WHAT TO WORK ON: Copy each line with the word "name" in it.

GIVEN ENTRIES:
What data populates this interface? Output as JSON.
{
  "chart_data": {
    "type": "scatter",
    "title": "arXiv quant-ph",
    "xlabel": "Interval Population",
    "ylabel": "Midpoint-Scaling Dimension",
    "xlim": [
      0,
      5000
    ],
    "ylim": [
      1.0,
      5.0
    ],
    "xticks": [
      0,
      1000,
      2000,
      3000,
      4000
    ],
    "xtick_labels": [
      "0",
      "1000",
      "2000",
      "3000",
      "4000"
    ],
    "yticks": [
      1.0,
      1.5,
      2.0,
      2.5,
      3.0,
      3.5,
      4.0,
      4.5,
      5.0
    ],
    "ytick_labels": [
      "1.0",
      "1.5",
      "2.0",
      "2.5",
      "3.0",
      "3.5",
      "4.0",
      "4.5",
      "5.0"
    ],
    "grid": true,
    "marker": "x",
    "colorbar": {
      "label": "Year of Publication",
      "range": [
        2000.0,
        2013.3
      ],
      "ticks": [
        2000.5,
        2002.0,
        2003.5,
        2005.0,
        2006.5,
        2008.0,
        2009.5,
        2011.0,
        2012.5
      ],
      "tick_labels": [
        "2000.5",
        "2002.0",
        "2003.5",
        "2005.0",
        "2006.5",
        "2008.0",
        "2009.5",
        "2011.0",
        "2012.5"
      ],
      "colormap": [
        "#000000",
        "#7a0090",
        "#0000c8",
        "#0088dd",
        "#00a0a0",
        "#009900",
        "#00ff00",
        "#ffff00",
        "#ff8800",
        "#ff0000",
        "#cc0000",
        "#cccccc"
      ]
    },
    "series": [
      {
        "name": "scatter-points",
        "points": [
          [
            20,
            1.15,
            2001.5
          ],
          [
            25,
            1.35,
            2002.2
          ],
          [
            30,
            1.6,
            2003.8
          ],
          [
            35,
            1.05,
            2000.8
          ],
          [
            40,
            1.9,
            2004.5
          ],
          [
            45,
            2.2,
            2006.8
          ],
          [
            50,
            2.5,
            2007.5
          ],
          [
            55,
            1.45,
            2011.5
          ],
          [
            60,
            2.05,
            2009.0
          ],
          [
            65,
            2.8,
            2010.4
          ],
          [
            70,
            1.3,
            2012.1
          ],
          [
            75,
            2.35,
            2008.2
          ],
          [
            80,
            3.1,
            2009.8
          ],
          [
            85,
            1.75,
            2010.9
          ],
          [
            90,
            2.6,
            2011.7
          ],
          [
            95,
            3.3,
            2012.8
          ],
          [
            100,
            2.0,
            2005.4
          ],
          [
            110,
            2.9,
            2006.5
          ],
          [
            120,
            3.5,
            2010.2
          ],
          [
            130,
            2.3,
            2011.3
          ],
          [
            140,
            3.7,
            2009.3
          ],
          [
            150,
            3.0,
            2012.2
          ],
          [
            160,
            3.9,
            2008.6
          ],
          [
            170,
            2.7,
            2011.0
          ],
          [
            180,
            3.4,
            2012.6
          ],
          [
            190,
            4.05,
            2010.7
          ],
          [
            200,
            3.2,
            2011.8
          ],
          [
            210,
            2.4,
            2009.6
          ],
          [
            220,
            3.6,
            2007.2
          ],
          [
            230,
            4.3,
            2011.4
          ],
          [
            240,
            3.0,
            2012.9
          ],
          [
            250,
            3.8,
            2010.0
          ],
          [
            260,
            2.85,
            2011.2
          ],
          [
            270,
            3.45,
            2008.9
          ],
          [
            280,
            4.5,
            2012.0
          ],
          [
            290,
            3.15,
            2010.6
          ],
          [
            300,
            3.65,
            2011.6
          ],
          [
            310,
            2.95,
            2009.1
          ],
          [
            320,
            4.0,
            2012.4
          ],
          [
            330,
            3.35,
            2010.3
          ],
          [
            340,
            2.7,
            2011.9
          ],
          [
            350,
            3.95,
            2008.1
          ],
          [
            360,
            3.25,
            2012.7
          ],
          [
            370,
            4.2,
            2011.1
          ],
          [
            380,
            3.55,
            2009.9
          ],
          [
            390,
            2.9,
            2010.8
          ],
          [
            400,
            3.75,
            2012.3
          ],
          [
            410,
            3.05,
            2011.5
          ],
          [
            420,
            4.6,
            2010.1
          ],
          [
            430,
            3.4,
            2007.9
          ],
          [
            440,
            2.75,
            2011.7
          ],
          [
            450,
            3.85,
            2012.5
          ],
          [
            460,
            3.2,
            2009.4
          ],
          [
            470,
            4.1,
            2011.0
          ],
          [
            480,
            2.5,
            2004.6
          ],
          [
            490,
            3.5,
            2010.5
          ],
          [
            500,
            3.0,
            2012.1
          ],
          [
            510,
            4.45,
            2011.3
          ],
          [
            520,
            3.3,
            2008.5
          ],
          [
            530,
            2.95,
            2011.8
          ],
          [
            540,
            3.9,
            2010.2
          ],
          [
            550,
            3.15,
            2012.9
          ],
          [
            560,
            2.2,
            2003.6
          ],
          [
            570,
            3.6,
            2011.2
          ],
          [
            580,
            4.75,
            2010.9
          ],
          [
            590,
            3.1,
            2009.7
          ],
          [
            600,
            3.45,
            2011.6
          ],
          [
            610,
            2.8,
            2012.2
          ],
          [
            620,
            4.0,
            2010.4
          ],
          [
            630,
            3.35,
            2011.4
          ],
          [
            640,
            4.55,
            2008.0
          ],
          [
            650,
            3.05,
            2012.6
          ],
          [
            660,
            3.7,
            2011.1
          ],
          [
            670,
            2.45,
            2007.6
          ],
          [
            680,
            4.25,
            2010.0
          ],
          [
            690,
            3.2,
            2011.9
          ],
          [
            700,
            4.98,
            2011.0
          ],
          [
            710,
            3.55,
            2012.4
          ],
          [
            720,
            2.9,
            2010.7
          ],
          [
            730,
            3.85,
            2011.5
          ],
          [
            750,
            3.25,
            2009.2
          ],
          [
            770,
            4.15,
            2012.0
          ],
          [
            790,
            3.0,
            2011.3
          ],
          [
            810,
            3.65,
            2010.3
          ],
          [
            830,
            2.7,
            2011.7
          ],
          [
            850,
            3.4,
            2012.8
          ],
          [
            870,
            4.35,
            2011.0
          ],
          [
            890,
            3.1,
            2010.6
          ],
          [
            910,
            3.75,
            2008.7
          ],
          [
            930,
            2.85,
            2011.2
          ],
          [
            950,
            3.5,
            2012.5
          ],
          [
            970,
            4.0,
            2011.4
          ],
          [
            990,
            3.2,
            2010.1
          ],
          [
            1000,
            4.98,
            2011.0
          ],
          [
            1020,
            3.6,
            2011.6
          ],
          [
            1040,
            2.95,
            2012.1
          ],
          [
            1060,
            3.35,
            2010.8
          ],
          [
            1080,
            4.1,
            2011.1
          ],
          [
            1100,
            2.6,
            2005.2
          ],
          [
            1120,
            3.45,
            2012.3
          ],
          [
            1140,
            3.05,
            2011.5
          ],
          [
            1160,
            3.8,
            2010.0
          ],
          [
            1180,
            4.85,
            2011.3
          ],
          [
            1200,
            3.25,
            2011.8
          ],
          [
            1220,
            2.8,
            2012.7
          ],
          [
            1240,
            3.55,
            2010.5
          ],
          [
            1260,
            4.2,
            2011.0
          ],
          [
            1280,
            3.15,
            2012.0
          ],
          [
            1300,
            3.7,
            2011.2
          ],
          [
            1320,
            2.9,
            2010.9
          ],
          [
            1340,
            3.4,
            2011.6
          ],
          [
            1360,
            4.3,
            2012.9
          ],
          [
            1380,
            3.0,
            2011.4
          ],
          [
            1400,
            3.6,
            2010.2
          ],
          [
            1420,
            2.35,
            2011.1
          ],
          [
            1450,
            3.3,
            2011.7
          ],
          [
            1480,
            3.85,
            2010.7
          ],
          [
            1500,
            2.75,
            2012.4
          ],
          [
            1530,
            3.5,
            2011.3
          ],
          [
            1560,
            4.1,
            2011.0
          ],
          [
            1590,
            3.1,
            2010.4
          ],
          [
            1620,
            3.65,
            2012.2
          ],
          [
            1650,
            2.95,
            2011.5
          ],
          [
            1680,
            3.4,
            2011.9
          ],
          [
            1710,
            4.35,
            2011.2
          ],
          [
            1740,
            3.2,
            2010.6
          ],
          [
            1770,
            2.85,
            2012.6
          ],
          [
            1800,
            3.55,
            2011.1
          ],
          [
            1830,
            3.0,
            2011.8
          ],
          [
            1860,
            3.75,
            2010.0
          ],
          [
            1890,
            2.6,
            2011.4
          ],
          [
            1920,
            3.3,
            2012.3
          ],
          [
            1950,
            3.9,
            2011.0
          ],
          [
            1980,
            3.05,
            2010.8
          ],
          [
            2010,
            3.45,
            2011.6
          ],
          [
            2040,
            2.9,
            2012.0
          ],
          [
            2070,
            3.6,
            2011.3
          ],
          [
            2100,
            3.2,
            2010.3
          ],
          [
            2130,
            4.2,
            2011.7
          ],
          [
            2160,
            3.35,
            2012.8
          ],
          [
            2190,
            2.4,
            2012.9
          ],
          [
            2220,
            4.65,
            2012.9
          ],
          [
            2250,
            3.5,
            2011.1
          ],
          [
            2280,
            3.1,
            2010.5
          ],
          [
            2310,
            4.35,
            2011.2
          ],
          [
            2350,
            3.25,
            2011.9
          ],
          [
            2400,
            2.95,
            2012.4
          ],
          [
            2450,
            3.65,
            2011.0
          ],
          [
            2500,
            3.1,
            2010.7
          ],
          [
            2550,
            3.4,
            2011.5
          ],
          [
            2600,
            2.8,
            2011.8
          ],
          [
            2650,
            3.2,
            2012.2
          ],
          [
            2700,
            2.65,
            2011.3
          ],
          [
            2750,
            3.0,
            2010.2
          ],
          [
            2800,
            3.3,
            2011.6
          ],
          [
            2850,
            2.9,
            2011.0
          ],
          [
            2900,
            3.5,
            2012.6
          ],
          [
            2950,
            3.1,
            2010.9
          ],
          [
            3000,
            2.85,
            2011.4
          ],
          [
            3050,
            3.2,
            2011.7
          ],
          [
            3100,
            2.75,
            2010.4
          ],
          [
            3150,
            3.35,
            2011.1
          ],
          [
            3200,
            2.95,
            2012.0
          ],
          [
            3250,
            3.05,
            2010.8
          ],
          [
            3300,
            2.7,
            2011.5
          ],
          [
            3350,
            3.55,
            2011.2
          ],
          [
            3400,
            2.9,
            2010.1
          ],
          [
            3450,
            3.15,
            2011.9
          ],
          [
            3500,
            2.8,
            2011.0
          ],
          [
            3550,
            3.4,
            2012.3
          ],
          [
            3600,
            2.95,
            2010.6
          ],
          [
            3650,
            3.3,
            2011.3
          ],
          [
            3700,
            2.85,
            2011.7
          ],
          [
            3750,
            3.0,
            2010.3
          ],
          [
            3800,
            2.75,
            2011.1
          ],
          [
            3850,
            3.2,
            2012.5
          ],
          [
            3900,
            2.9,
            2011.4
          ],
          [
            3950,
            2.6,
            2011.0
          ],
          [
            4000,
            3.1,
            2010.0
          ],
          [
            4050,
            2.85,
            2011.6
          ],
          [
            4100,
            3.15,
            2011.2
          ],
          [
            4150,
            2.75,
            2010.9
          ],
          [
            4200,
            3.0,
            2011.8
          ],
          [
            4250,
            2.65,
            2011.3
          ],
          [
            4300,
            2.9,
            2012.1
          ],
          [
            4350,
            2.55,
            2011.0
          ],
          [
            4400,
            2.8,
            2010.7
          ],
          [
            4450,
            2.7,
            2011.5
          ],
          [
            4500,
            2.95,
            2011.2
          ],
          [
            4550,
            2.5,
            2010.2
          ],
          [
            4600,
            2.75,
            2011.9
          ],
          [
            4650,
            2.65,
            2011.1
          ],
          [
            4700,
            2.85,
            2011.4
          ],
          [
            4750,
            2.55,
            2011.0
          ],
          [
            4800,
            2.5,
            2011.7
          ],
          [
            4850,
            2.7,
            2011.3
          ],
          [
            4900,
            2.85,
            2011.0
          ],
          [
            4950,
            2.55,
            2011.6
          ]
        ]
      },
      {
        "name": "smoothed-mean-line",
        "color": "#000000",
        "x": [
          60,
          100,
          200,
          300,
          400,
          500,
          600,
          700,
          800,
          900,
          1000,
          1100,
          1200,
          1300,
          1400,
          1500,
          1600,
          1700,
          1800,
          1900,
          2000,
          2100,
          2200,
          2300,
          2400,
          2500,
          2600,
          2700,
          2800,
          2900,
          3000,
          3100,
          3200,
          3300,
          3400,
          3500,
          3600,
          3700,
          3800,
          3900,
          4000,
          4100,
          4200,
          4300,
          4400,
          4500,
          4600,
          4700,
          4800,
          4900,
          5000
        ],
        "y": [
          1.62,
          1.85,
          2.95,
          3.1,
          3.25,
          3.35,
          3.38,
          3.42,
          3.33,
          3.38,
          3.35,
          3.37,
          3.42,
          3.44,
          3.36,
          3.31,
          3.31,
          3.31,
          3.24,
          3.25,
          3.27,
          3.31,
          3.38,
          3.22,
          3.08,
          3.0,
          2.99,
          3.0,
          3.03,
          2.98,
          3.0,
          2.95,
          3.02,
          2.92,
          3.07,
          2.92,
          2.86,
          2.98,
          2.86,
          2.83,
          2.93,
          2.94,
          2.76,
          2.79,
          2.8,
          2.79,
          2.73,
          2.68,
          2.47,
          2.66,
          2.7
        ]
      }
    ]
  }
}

TASK SOLUTION:
        "name": "scatter-points",
        "name": "smoothed-mean-line",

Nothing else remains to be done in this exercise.